WHAT YOU ARE ASKED TO DO: Skip all pictures, then print the remaining material exactly.

* Start MATERIAL FOR THIS TASK *

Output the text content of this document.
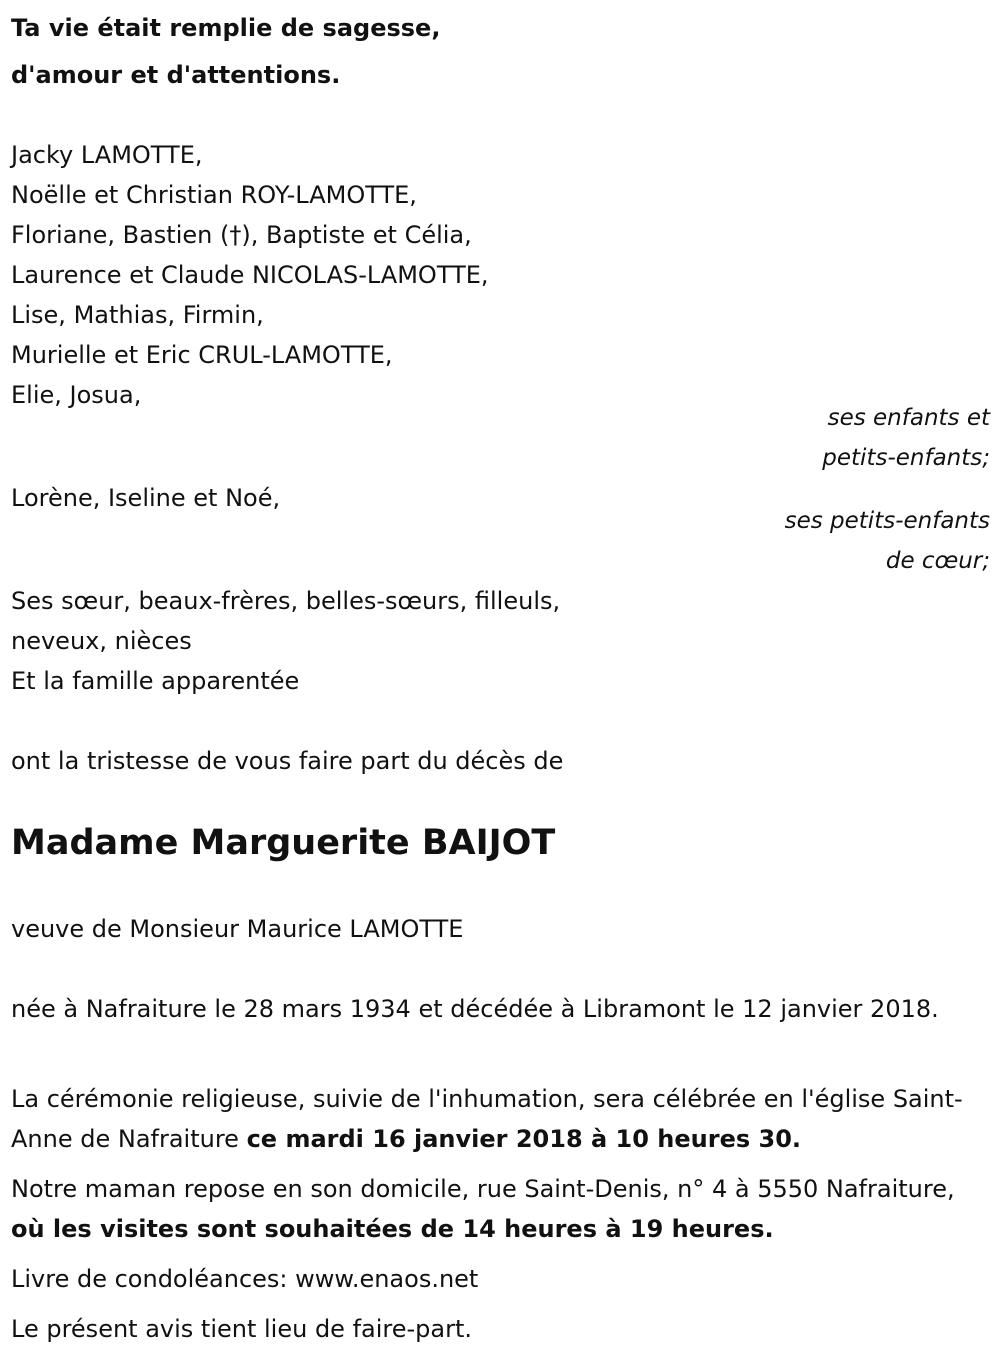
Ta vie était remplie de sagesse,
d'amour et d'attentions.
Jacky LAMOTTE,
Noëlle et Christian ROY-LAMOTTE,
Floriane, Bastien (†), Baptiste et Célia,
Laurence et Claude NICOLAS-LAMOTTE,
Lise, Mathias, Firmin,
Murielle et Eric CRUL-LAMOTTE,
Elie, Josua,
ses enfants et
petits-enfants;
Lorène, Iseline et Noé,
ses petits-enfants
de cœur;
Ses sœur, beaux-frères, belles-sœurs, filleuls,
neveux, nièces
Et la famille apparentée
ont la tristesse de vous faire part du décès de
Madame Marguerite BAIJOT
veuve de Monsieur Maurice LAMOTTE
née à Nafraiture le 28 mars 1934 et décédée à Libramont le 12 janvier 2018.
La cérémonie religieuse, suivie de l'inhumation, sera célébrée en l'église Saint-Anne de Nafraiture ce mardi 16 janvier 2018 à 10 heures 30.
Notre maman repose en son domicile, rue Saint-Denis, n° 4 à 5550 Nafraiture, où les visites sont souhaitées de 14 heures à 19 heures.
Livre de condoléances: www.enaos.net
Le présent avis tient lieu de faire-part.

* End MATERIAL FOR THIS TASK *

FINAL RESULT:
Output the text content of this document.
Ta vie était remplie de sagesse,
d'amour et d'attentions.
Jacky LAMOTTE,
Noëlle et Christian ROY-LAMOTTE,
Floriane, Bastien (†), Baptiste et Célia,
Laurence et Claude NICOLAS-LAMOTTE,
Lise, Mathias, Firmin,
Murielle et Eric CRUL-LAMOTTE,
Elie, Josua,
ses enfants et
petits-enfants;
Lorène, Iseline et Noé,
ses petits-enfants
de cœur;
Ses sœur, beaux-frères, belles-sœurs, filleuls,
neveux, nièces
Et la famille apparentée
ont la tristesse de vous faire part du décès de
Madame Marguerite BAIJOT
veuve de Monsieur Maurice LAMOTTE
née à Nafraiture le 28 mars 1934 et décédée à Libramont le 12 janvier 2018.
La cérémonie religieuse, suivie de l'inhumation, sera célébrée en l'église Saint-Anne de Nafraiture ce mardi 16 janvier 2018 à 10 heures 30.
Notre maman repose en son domicile, rue Saint-Denis, n° 4 à 5550 Nafraiture, où les visites sont souhaitées de 14 heures à 19 heures.
Livre de condoléances: www.enaos.net
Le présent avis tient lieu de faire-part.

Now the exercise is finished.